* Given records *

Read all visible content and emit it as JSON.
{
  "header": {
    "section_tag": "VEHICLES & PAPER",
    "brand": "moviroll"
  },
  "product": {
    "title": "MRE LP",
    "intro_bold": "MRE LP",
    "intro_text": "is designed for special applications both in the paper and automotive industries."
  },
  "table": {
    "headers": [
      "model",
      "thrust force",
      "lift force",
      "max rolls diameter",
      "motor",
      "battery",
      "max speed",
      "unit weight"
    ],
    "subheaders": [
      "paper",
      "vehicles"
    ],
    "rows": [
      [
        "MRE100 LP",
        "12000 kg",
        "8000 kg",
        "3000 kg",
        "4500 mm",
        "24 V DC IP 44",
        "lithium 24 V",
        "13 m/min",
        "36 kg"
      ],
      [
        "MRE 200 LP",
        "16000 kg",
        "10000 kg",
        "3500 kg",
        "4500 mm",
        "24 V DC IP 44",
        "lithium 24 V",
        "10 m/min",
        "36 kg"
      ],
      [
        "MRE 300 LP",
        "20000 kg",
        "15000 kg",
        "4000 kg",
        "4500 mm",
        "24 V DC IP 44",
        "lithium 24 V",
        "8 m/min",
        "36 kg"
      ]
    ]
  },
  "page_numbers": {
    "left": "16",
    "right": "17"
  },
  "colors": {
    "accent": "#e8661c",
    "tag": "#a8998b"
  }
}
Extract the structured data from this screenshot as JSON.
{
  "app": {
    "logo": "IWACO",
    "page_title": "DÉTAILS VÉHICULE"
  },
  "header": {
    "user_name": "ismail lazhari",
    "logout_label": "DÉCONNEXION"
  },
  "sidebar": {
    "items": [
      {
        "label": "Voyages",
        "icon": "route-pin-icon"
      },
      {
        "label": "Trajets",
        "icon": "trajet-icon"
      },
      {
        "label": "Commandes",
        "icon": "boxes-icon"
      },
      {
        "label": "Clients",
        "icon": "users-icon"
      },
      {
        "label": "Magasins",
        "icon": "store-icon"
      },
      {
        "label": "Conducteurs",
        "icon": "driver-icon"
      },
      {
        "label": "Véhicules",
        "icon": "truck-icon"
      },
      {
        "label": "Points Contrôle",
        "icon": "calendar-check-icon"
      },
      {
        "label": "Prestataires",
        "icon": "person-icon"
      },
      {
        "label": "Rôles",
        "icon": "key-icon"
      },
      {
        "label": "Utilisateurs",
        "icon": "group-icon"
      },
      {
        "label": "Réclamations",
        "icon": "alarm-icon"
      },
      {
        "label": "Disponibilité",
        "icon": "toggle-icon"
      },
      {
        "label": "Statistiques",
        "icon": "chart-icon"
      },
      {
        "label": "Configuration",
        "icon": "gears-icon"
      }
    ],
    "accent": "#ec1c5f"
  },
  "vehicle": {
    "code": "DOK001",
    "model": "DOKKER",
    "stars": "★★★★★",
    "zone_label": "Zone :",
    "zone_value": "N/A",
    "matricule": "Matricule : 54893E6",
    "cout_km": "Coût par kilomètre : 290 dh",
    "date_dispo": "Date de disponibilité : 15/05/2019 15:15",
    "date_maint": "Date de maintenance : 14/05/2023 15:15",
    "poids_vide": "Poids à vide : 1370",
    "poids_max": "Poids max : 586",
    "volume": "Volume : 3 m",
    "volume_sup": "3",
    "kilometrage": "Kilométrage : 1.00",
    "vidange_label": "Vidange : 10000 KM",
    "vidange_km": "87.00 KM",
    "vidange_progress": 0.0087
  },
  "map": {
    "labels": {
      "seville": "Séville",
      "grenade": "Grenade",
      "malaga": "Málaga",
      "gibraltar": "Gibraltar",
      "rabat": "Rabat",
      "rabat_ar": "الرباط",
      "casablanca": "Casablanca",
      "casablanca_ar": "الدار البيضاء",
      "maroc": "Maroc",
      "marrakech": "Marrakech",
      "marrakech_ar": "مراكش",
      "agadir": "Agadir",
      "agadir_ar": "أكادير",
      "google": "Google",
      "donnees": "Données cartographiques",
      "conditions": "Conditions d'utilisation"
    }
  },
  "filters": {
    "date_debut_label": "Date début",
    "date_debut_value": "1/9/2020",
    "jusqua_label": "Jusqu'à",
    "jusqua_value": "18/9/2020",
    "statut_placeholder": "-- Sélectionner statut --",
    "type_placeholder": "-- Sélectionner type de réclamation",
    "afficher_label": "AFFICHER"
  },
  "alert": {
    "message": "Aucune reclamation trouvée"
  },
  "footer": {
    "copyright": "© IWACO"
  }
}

* What is needed *
Please set down the whole listing above without altering a single line.

* Output for this exercise *
Read all visible content and emit it as JSON.
{
  "header": {
    "section_tag": "VEHICLES & PAPER",
    "brand": "moviroll"
  },
  "product": {
    "title": "MRE LP",
    "intro_bold": "MRE LP",
    "intro_text": "is designed for special applications both in the paper and automotive industries."
  },
  "table": {
    "headers": [
      "model",
      "thrust force",
      "lift force",
      "max rolls diameter",
      "motor",
      "battery",
      "max speed",
      "unit weight"
    ],
    "subheaders": [
      "paper",
      "vehicles"
    ],
    "rows": [
      [
        "MRE100 LP",
        "12000 kg",
        "8000 kg",
        "3000 kg",
        "4500 mm",
        "24 V DC IP 44",
        "lithium 24 V",
        "13 m/min",
        "36 kg"
      ],
      [
        "MRE 200 LP",
        "16000 kg",
        "10000 kg",
        "3500 kg",
        "4500 mm",
        "24 V DC IP 44",
        "lithium 24 V",
        "10 m/min",
        "36 kg"
      ],
      [
        "MRE 300 LP",
        "20000 kg",
        "15000 kg",
        "4000 kg",
        "4500 mm",
        "24 V DC IP 44",
        "lithium 24 V",
        "8 m/min",
        "36 kg"
      ]
    ]
  },
  "page_numbers": {
    "left": "16",
    "right": "17"
  },
  "colors": {
    "accent": "#e8661c",
    "tag": "#a8998b"
  }
}
Extract the structured data from this screenshot as JSON.
{
  "app": {
    "logo": "IWACO",
    "page_title": "DÉTAILS VÉHICULE"
  },
  "header": {
    "user_name": "ismail lazhari",
    "logout_label": "DÉCONNEXION"
  },
  "sidebar": {
    "items": [
      {
        "label": "Voyages",
        "icon": "route-pin-icon"
      },
      {
        "label": "Trajets",
        "icon": "trajet-icon"
      },
      {
        "label": "Commandes",
        "icon": "boxes-icon"
      },
      {
        "label": "Clients",
        "icon": "users-icon"
      },
      {
        "label": "Magasins",
        "icon": "store-icon"
      },
      {
        "label": "Conducteurs",
        "icon": "driver-icon"
      },
      {
        "label": "Véhicules",
        "icon": "truck-icon"
      },
      {
        "label": "Points Contrôle",
        "icon": "calendar-check-icon"
      },
      {
        "label": "Prestataires",
        "icon": "person-icon"
      },
      {
        "label": "Rôles",
        "icon": "key-icon"
      },
      {
        "label": "Utilisateurs",
        "icon": "group-icon"
      },
      {
        "label": "Réclamations",
        "icon": "alarm-icon"
      },
      {
        "label": "Disponibilité",
        "icon": "toggle-icon"
      },
      {
        "label": "Statistiques",
        "icon": "chart-icon"
      },
      {
        "label": "Configuration",
        "icon": "gears-icon"
      }
    ],
    "accent": "#ec1c5f"
  },
  "vehicle": {
    "code": "DOK001",
    "model": "DOKKER",
    "stars": "★★★★★",
    "zone_label": "Zone :",
    "zone_value": "N/A",
    "matricule": "Matricule : 54893E6",
    "cout_km": "Coût par kilomètre : 290 dh",
    "date_dispo": "Date de disponibilité : 15/05/2019 15:15",
    "date_maint": "Date de maintenance : 14/05/2023 15:15",
    "poids_vide": "Poids à vide : 1370",
    "poids_max": "Poids max : 586",
    "volume": "Volume : 3 m",
    "volume_sup": "3",
    "kilometrage": "Kilométrage : 1.00",
    "vidange_label": "Vidange : 10000 KM",
    "vidange_km": "87.00 KM",
    "vidange_progress": 0.0087
  },
  "map": {
    "labels": {
      "seville": "Séville",
      "grenade": "Grenade",
      "malaga": "Málaga",
      "gibraltar": "Gibraltar",
      "rabat": "Rabat",
      "rabat_ar": "الرباط",
      "casablanca": "Casablanca",
      "casablanca_ar": "الدار البيضاء",
      "maroc": "Maroc",
      "marrakech": "Marrakech",
      "marrakech_ar": "مراكش",
      "agadir": "Agadir",
      "agadir_ar": "أكادير",
      "google": "Google",
      "donnees": "Données cartographiques",
      "conditions": "Conditions d'utilisation"
    }
  },
  "filters": {
    "date_debut_label": "Date début",
    "date_debut_value": "1/9/2020",
    "jusqua_label": "Jusqu'à",
    "jusqua_value": "18/9/2020",
    "statut_placeholder": "-- Sélectionner statut --",
    "type_placeholder": "-- Sélectionner type de réclamation",
    "afficher_label": "AFFICHER"
  },
  "alert": {
    "message": "Aucune reclamation trouvée"
  },
  "footer": {
    "copyright": "© IWACO"
  }
}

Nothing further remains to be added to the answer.